_Task prompt_
Every record below should be printed exactly as given.

_Stored data_
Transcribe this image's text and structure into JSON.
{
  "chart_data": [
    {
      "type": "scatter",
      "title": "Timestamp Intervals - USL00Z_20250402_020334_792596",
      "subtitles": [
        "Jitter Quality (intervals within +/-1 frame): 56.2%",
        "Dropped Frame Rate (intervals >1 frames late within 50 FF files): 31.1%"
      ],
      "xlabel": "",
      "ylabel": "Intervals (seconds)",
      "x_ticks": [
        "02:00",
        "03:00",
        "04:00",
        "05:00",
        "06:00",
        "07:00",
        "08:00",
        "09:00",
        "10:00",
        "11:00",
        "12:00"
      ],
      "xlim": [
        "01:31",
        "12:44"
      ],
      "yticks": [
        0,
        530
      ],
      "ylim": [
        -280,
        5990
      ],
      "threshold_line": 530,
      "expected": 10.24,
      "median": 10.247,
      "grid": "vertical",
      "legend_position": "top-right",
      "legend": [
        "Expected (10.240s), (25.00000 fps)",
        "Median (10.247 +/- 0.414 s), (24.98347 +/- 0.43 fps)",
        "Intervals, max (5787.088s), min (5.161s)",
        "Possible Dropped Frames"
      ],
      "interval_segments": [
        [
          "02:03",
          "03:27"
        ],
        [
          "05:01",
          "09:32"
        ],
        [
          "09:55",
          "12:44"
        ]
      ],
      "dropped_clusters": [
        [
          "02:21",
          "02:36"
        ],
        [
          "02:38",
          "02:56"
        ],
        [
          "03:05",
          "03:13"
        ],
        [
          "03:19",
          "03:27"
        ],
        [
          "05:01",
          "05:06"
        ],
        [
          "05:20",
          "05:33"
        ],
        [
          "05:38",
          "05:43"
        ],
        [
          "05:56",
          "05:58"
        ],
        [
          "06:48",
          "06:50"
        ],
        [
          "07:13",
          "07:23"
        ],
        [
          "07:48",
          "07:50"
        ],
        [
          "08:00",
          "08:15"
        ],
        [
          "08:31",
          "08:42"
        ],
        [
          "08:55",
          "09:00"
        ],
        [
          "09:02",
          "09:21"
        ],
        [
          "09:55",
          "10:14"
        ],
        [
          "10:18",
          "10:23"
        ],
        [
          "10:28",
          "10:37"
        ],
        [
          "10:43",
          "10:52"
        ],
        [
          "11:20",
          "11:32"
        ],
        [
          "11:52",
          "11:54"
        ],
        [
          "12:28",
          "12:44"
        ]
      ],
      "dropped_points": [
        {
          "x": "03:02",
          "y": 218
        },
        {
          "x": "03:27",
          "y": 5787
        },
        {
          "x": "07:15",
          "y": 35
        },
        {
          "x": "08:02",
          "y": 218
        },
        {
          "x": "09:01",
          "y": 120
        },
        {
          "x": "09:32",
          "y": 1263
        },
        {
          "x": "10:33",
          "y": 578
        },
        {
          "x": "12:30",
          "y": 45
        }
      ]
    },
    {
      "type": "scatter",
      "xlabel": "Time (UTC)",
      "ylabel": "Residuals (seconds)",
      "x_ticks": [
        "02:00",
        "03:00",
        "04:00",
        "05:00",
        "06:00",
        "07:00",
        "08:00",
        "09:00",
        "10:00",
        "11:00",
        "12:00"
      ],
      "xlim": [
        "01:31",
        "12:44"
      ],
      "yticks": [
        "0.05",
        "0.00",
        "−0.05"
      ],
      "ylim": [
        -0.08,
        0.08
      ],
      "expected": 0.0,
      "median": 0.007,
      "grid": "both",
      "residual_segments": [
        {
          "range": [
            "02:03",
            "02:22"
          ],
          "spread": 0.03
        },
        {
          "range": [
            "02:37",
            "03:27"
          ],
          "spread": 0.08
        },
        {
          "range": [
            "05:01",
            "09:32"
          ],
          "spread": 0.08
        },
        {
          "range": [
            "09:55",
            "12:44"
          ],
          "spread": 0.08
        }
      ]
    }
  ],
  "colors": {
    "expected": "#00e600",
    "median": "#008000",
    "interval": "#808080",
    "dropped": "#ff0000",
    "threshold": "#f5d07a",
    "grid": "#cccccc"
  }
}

_Result of the task_
Transcribe this image's text and structure into JSON.
{
  "chart_data": [
    {
      "type": "scatter",
      "title": "Timestamp Intervals - USL00Z_20250402_020334_792596",
      "subtitles": [
        "Jitter Quality (intervals within +/-1 frame): 56.2%",
        "Dropped Frame Rate (intervals >1 frames late within 50 FF files): 31.1%"
      ],
      "xlabel": "",
      "ylabel": "Intervals (seconds)",
      "x_ticks": [
        "02:00",
        "03:00",
        "04:00",
        "05:00",
        "06:00",
        "07:00",
        "08:00",
        "09:00",
        "10:00",
        "11:00",
        "12:00"
      ],
      "xlim": [
        "01:31",
        "12:44"
      ],
      "yticks": [
        0,
        530
      ],
      "ylim": [
        -280,
        5990
      ],
      "threshold_line": 530,
      "expected": 10.24,
      "median": 10.247,
      "grid": "vertical",
      "legend_position": "top-right",
      "legend": [
        "Expected (10.240s), (25.00000 fps)",
        "Median (10.247 +/- 0.414 s), (24.98347 +/- 0.43 fps)",
        "Intervals, max (5787.088s), min (5.161s)",
        "Possible Dropped Frames"
      ],
      "interval_segments": [
        [
          "02:03",
          "03:27"
        ],
        [
          "05:01",
          "09:32"
        ],
        [
          "09:55",
          "12:44"
        ]
      ],
      "dropped_clusters": [
        [
          "02:21",
          "02:36"
        ],
        [
          "02:38",
          "02:56"
        ],
        [
          "03:05",
          "03:13"
        ],
        [
          "03:19",
          "03:27"
        ],
        [
          "05:01",
          "05:06"
        ],
        [
          "05:20",
          "05:33"
        ],
        [
          "05:38",
          "05:43"
        ],
        [
          "05:56",
          "05:58"
        ],
        [
          "06:48",
          "06:50"
        ],
        [
          "07:13",
          "07:23"
        ],
        [
          "07:48",
          "07:50"
        ],
        [
          "08:00",
          "08:15"
        ],
        [
          "08:31",
          "08:42"
        ],
        [
          "08:55",
          "09:00"
        ],
        [
          "09:02",
          "09:21"
        ],
        [
          "09:55",
          "10:14"
        ],
        [
          "10:18",
          "10:23"
        ],
        [
          "10:28",
          "10:37"
        ],
        [
          "10:43",
          "10:52"
        ],
        [
          "11:20",
          "11:32"
        ],
        [
          "11:52",
          "11:54"
        ],
        [
          "12:28",
          "12:44"
        ]
      ],
      "dropped_points": [
        {
          "x": "03:02",
          "y": 218
        },
        {
          "x": "03:27",
          "y": 5787
        },
        {
          "x": "07:15",
          "y": 35
        },
        {
          "x": "08:02",
          "y": 218
        },
        {
          "x": "09:01",
          "y": 120
        },
        {
          "x": "09:32",
          "y": 1263
        },
        {
          "x": "10:33",
          "y": 578
        },
        {
          "x": "12:30",
          "y": 45
        }
      ]
    },
    {
      "type": "scatter",
      "xlabel": "Time (UTC)",
      "ylabel": "Residuals (seconds)",
      "x_ticks": [
        "02:00",
        "03:00",
        "04:00",
        "05:00",
        "06:00",
        "07:00",
        "08:00",
        "09:00",
        "10:00",
        "11:00",
        "12:00"
      ],
      "xlim": [
        "01:31",
        "12:44"
      ],
      "yticks": [
        "0.05",
        "0.00",
        "−0.05"
      ],
      "ylim": [
        -0.08,
        0.08
      ],
      "expected": 0.0,
      "median": 0.007,
      "grid": "both",
      "residual_segments": [
        {
          "range": [
            "02:03",
            "02:22"
          ],
          "spread": 0.03
        },
        {
          "range": [
            "02:37",
            "03:27"
          ],
          "spread": 0.08
        },
        {
          "range": [
            "05:01",
            "09:32"
          ],
          "spread": 0.08
        },
        {
          "range": [
            "09:55",
            "12:44"
          ],
          "spread": 0.08
        }
      ]
    }
  ],
  "colors": {
    "expected": "#00e600",
    "median": "#008000",
    "interval": "#808080",
    "dropped": "#ff0000",
    "threshold": "#f5d07a",
    "grid": "#cccccc"
  }
}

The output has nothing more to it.